→ ЗАДАНИЕ И ТРЕБОВАНИЯ
Перепишите без изменений часть отрывка о Мясоедове, начиная со слов «Он уговорил Сухомлинова» и заканчивая словами «Мясоедова в шпионаже в пользу Германии.».

Он уговорил Сухомлинова разрешить ему заняться разведкой в российской армии, но подчиненные едва терпели его.
Однако этой деятельности Мясоедова вскоре пришел конец. Министр внутренних дел сообщил Сухомлинову, что есть серьезные основания подозревать его друга и советника Мясоедова в шпионаже в пользу Германии.
— Почему? Откуда вам это известно?
Все очень просто. Мясоедов был основателем «Северо-западной судоходной компании». В этом не было ничего предосудительного, хотя никто не ожидал, что советник русского военного министра создаст частное предприятие подобного рода. Проблема заключалась в том, что его лучшим и давним другом, а теперь и партнером по судоходной компании оказался Давид Фрайберг. Было известно, что Фрайберг имеет деловые связи с российским мошенником Кацнельбогеном, который в течение многих лет пользовался поддержкой секретных агентов германского генерального штаба и имел огромные доходы от продажи фальшивых паспортов. Естественно, человек с такими связями не мог быть помощником русского военного министра. И Мясоедова снова отстранили от должности. Ему, однако, дали возможность написать прошение об отставке.
Вскоре после этого последовал новый удар. В статье, опубликованной в «Голосе Москвы», утверждалось, что назначение по высочайшей протекции бывшего офицера-пограничника начальником разведки позволило иностранным шпионам быть прекрасно осведомленными обо всем, что происходило в России. В одной из газет упоминалась его фамилия, и он открыто обвинялся в шпионаже в пользу Германии. Разразился настоящий скандал!

→ ИСХОДНЫЕ ДАННЫЕ
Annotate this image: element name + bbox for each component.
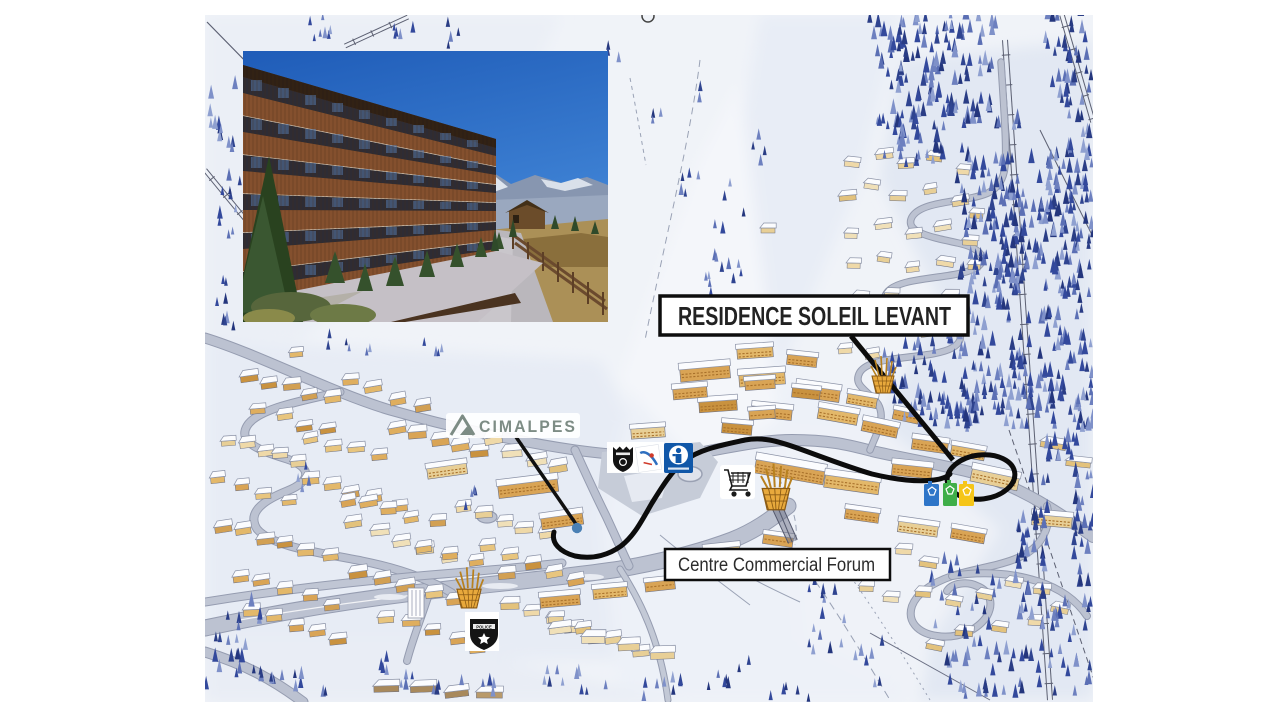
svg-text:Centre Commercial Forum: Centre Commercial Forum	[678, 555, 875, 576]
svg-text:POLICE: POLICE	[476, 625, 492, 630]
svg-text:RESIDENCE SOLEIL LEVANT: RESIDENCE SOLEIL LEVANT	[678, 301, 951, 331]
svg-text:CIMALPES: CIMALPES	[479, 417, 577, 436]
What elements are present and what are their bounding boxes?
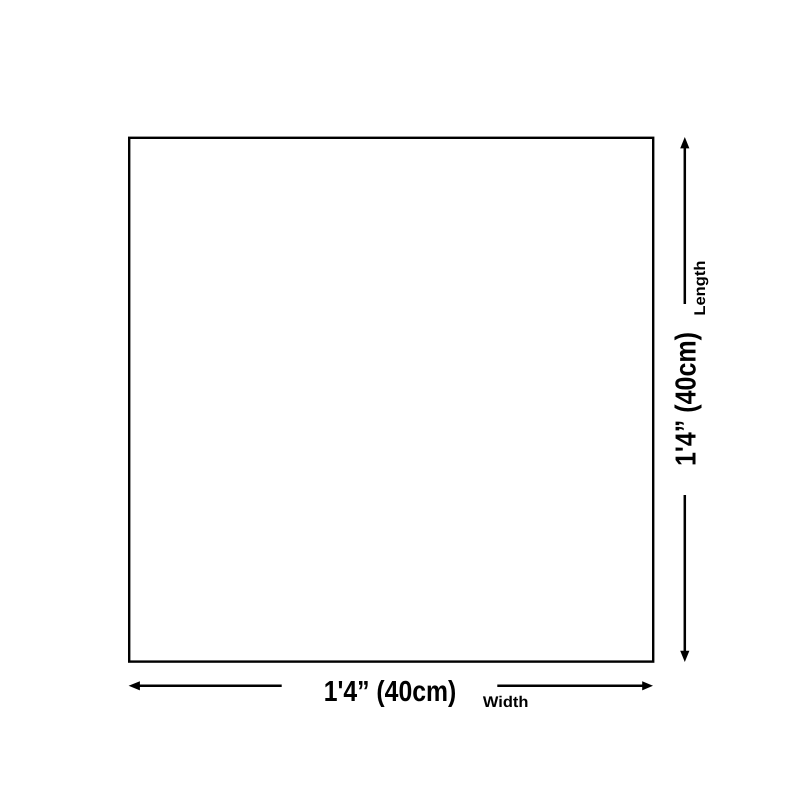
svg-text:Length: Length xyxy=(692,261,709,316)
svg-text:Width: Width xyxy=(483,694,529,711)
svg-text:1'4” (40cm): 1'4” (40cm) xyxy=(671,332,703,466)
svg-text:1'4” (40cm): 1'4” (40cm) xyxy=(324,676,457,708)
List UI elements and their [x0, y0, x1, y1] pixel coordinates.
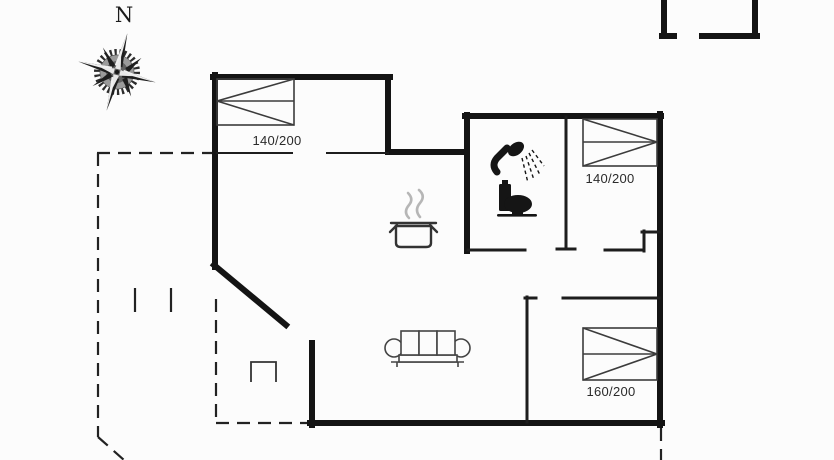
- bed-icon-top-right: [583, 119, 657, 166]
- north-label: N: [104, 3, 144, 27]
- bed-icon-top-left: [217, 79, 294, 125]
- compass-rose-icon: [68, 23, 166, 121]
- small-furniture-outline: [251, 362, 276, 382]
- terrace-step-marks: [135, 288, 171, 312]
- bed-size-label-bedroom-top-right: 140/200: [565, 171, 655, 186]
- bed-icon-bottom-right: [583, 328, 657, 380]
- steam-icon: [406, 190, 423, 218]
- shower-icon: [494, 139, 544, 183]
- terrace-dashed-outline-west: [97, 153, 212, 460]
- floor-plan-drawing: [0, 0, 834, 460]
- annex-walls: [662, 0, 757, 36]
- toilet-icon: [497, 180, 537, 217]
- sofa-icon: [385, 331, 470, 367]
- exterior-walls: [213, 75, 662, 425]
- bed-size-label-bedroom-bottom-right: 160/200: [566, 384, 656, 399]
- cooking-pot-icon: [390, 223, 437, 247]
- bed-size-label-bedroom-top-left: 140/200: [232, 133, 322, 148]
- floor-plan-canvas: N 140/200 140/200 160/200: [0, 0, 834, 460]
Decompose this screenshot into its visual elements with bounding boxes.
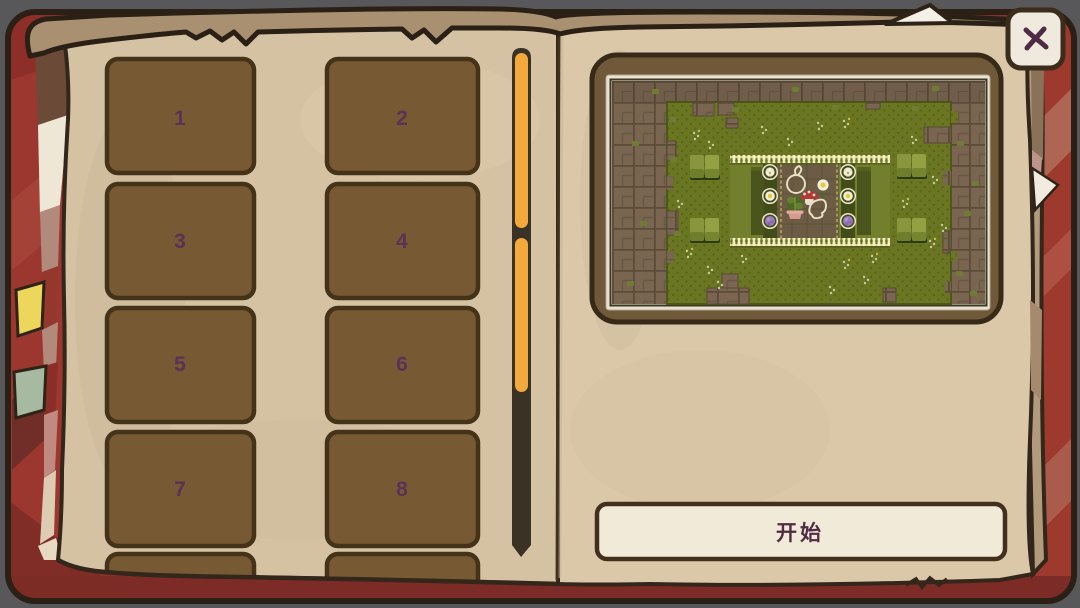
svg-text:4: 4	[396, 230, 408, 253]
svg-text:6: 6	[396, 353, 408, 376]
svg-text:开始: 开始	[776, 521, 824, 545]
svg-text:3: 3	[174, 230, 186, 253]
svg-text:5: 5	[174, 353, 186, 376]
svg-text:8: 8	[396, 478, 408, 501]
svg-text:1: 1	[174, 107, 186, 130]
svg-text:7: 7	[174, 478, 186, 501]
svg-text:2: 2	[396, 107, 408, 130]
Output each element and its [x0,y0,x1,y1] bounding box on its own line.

--

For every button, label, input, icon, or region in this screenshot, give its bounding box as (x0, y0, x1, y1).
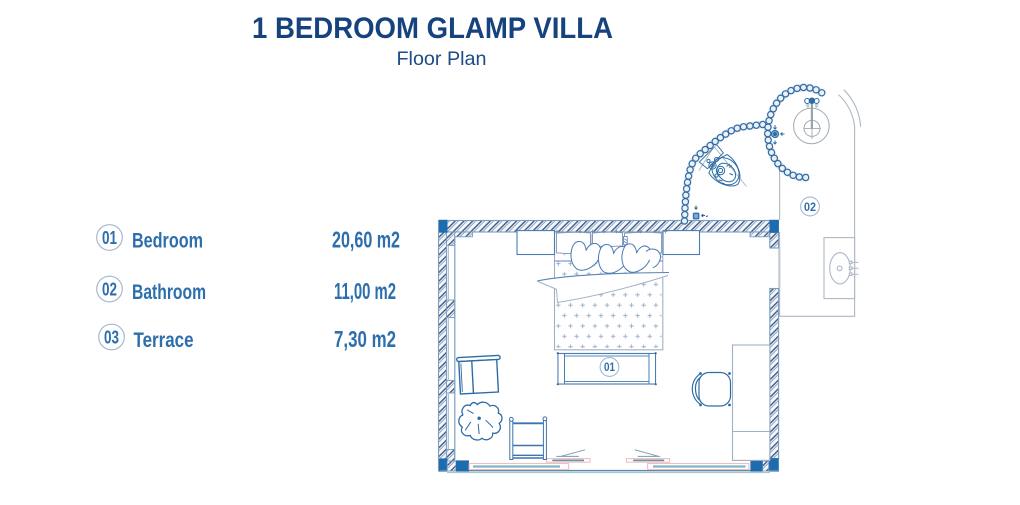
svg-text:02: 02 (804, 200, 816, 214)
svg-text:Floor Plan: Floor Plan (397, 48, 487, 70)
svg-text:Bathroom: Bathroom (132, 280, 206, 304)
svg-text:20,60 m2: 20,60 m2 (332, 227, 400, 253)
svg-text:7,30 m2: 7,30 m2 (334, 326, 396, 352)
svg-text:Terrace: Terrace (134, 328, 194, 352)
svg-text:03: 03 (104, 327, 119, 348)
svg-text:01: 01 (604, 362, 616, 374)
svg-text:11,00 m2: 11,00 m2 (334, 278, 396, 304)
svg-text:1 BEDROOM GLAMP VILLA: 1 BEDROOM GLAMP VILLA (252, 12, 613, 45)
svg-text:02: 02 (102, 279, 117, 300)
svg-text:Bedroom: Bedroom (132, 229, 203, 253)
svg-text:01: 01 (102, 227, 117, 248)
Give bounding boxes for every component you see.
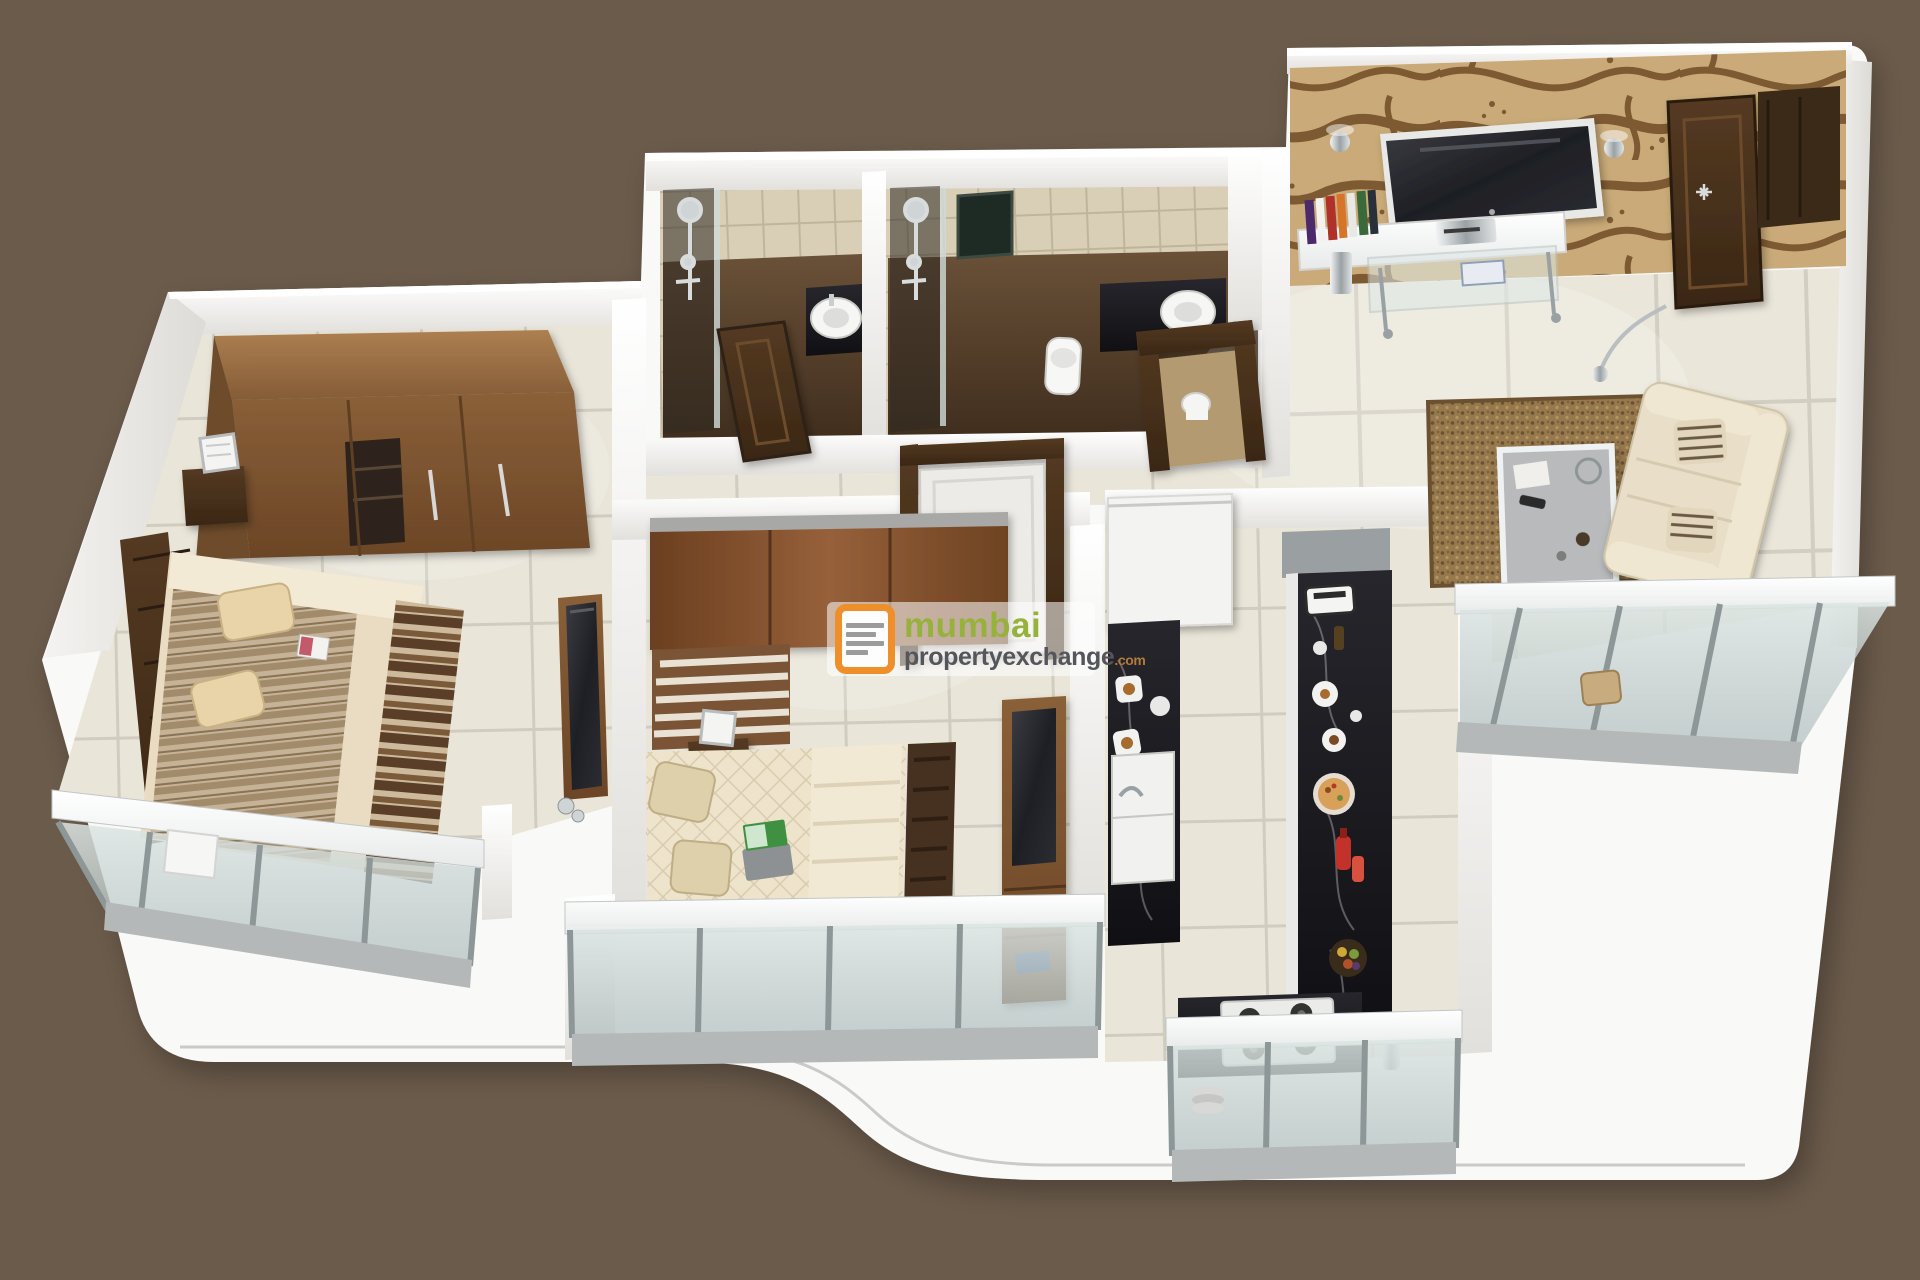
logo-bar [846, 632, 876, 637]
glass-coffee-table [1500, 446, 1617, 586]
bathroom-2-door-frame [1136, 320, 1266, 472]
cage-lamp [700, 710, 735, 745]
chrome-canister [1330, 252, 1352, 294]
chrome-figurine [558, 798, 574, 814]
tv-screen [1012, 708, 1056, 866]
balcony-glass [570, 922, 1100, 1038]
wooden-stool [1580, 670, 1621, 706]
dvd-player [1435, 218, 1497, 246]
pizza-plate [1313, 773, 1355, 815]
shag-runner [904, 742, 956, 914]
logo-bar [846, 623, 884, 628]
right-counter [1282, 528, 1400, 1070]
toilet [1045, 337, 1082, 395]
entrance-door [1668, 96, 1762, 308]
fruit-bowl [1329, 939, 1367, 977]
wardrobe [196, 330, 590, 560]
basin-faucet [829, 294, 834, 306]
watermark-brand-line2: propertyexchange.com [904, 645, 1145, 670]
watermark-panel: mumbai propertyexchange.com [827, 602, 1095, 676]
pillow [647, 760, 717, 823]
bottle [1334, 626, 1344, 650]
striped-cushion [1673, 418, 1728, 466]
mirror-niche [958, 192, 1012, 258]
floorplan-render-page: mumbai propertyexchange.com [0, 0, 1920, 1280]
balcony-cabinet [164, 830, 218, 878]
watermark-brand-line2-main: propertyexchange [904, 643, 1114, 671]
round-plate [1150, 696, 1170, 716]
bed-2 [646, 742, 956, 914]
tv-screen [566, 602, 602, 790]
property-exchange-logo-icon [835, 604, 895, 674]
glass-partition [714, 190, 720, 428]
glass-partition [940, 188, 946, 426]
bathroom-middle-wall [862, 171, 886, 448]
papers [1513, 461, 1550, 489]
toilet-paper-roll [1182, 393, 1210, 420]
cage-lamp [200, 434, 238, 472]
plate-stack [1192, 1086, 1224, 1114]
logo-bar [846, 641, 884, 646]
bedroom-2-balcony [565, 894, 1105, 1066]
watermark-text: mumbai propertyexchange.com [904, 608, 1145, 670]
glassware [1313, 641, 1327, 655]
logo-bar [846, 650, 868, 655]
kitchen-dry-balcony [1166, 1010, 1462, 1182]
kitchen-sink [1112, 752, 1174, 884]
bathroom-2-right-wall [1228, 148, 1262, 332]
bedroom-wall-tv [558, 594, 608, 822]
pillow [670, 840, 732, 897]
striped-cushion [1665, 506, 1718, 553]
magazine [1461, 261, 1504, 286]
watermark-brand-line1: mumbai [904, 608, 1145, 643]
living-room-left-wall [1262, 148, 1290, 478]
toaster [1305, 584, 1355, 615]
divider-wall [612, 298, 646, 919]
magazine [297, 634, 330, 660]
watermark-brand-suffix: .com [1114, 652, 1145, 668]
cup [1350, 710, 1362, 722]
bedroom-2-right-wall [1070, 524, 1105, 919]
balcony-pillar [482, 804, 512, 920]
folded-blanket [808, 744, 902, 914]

→ ОТВЕТ К ЗАДАЧЕ
Он уговорил Сухомлинова разрешить ему заняться разведкой в российской армии, но подчиненные едва терпели его.
Однако этой деятельности Мясоедова вскоре пришел конец. Министр внутренних дел сообщил Сухомлинову, что есть серьезные основания подозревать его друга и советника Мясоедова в шпионаже в пользу Германии.